Collection entries:

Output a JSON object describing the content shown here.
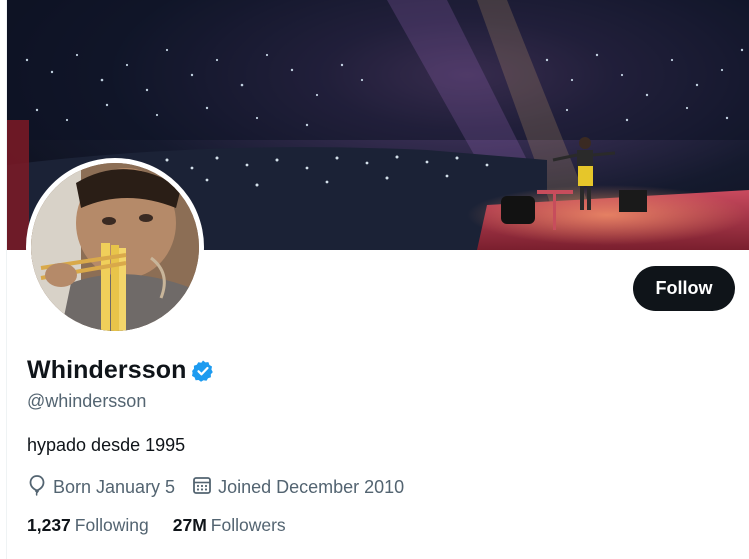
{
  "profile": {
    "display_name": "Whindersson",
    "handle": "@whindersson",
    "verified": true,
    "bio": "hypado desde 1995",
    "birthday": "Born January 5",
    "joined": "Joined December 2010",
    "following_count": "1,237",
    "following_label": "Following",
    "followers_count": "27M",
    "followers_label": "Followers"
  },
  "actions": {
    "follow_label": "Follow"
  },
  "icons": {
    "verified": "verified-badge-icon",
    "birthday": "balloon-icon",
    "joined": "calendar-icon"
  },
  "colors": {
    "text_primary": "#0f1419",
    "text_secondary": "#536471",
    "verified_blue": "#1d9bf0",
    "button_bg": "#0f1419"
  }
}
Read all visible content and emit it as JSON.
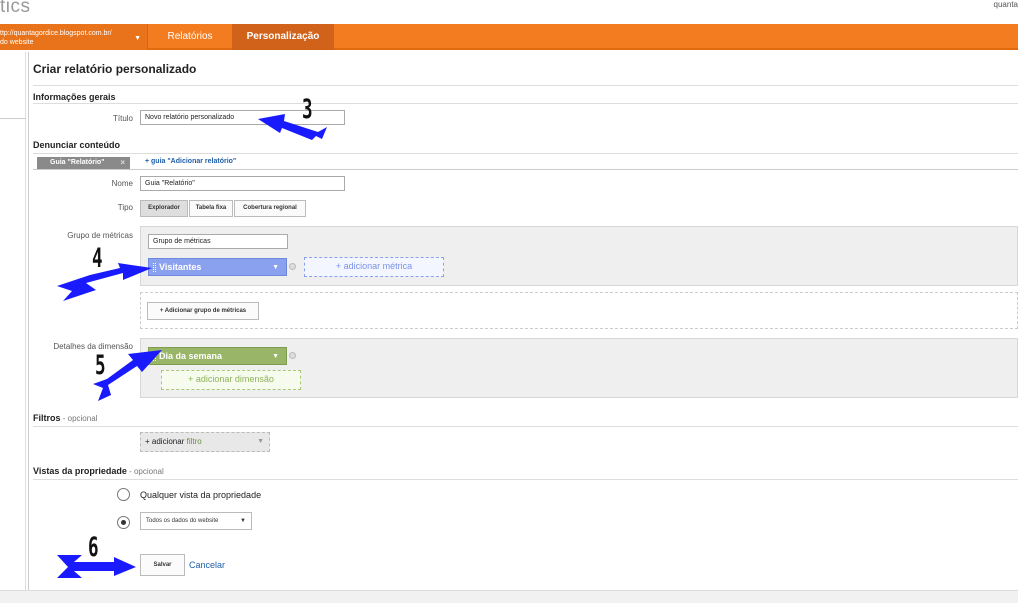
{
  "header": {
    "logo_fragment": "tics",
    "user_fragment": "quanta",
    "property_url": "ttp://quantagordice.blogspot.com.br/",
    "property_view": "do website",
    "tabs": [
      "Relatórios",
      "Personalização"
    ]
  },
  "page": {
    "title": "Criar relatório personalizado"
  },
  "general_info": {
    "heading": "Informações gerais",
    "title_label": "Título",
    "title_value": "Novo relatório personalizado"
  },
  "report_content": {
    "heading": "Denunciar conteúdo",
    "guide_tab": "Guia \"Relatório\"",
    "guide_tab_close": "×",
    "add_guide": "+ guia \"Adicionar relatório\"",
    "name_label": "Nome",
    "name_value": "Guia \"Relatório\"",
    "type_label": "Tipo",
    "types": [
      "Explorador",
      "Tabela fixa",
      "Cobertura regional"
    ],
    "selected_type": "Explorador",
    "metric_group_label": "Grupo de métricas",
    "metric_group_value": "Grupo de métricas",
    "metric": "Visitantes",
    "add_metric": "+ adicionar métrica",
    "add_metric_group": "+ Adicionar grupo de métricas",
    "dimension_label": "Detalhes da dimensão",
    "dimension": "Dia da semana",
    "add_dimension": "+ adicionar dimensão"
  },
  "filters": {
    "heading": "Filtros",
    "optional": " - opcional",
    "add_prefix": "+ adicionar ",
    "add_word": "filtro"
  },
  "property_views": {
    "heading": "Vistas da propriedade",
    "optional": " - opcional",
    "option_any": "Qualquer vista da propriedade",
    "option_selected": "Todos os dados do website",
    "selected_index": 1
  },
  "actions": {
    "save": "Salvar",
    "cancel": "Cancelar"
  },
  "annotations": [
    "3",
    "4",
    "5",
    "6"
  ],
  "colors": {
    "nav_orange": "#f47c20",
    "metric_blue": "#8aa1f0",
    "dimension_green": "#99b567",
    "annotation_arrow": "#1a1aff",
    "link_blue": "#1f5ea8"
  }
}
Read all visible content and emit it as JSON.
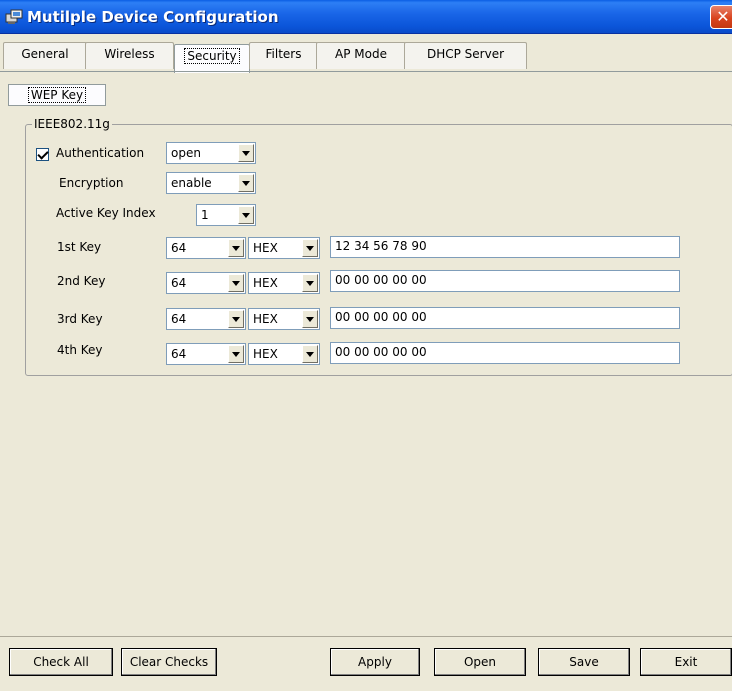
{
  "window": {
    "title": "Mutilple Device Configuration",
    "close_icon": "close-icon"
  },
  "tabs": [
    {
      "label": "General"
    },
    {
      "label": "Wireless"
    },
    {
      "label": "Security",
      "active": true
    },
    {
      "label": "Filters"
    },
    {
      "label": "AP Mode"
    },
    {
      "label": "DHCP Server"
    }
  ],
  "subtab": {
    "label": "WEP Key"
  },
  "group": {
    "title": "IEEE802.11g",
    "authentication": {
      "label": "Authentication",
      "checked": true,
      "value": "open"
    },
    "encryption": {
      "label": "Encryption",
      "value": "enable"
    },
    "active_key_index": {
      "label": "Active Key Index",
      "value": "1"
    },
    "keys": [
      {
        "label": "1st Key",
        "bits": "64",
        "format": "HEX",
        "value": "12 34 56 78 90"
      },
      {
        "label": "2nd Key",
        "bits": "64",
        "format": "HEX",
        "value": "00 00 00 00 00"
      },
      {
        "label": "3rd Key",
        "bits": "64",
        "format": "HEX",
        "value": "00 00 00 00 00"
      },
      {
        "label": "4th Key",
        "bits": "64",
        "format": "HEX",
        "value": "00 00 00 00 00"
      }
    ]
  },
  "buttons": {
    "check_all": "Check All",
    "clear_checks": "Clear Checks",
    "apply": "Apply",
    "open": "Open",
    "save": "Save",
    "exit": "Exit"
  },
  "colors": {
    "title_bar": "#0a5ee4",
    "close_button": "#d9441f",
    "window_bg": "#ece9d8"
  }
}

# YOUR GOAL:
Search the preceding listing for "joined" and extract every line where it is found.

# SOLUTION:
    "joined": "Joined December 2010",
    "joined": "calendar-icon"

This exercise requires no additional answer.